Goal of the exercise » From the entries below, please gather each line containing the string "controller".
** START **
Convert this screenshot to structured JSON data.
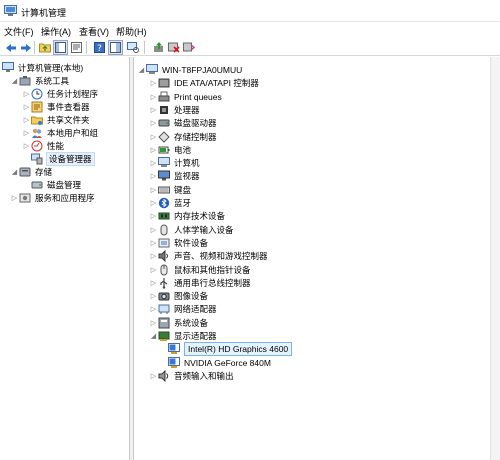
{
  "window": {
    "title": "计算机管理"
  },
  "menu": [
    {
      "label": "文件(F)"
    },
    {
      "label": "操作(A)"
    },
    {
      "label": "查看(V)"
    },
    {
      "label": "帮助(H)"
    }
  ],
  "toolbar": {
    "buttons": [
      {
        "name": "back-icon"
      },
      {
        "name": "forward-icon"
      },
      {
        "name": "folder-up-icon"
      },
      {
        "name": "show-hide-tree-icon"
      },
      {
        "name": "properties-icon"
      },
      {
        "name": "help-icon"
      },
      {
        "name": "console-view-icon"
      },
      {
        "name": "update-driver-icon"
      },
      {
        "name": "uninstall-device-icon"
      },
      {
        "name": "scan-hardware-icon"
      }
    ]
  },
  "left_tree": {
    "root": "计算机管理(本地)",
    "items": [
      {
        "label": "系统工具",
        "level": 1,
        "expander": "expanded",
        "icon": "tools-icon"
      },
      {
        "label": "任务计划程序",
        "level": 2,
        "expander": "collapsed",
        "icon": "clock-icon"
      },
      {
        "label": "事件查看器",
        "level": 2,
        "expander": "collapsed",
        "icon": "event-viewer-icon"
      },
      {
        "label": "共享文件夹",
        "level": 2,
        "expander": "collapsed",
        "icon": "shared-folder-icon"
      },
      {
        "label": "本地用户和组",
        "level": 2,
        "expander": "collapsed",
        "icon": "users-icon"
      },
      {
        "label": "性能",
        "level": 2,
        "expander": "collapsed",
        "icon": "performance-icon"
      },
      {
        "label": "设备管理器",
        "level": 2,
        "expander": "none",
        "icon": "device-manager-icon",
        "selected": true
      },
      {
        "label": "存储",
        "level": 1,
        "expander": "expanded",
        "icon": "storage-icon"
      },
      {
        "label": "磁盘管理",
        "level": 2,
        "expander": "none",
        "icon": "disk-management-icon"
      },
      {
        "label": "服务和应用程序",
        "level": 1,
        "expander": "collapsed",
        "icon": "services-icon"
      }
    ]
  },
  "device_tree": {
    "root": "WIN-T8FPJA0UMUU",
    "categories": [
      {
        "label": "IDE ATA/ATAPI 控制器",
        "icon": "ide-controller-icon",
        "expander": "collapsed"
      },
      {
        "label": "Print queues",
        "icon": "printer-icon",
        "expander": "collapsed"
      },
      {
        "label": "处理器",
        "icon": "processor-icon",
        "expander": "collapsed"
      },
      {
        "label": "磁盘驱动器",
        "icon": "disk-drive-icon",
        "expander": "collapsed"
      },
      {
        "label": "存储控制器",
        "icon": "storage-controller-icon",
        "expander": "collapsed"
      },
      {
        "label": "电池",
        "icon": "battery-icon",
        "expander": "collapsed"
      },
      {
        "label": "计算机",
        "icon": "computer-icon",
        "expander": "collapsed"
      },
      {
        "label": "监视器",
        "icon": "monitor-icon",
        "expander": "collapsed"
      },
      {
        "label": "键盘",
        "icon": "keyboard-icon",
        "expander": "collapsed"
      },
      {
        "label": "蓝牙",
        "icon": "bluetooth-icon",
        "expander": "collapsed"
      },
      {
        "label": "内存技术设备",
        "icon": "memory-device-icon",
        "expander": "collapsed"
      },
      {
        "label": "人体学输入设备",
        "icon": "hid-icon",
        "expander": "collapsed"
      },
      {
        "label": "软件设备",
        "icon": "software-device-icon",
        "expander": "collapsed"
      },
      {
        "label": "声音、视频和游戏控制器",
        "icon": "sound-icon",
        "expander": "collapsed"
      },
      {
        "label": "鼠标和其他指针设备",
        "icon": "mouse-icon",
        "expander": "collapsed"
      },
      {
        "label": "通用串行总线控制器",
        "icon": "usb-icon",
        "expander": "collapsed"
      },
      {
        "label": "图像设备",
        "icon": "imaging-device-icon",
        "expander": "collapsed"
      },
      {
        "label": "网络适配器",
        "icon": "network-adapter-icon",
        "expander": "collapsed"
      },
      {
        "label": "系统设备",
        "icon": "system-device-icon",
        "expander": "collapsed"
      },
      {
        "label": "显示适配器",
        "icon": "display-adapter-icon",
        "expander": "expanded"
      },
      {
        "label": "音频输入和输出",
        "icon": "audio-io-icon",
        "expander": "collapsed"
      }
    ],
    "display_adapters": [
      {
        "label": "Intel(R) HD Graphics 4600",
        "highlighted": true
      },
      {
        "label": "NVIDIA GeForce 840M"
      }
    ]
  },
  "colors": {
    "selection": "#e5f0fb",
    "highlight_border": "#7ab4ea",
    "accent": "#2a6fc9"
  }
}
** END **
** START **
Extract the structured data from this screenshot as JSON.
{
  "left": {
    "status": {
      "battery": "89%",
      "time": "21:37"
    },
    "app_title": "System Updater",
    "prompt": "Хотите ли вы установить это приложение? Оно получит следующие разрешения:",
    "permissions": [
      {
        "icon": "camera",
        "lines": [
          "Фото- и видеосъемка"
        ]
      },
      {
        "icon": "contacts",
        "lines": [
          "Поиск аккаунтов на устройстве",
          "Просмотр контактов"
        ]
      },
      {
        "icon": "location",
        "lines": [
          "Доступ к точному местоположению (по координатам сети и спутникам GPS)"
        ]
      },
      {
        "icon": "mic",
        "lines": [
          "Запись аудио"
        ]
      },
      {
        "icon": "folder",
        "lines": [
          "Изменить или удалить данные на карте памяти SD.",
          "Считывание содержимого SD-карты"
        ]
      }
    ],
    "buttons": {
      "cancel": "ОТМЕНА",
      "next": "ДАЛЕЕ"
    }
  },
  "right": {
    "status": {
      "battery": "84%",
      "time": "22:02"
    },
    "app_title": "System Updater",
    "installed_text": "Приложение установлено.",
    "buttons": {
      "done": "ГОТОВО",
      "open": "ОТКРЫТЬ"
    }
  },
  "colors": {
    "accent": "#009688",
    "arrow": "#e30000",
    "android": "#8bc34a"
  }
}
** END **
Exercise result »
        "icon": "ide-controller-icon",
        "icon": "storage-controller-icon",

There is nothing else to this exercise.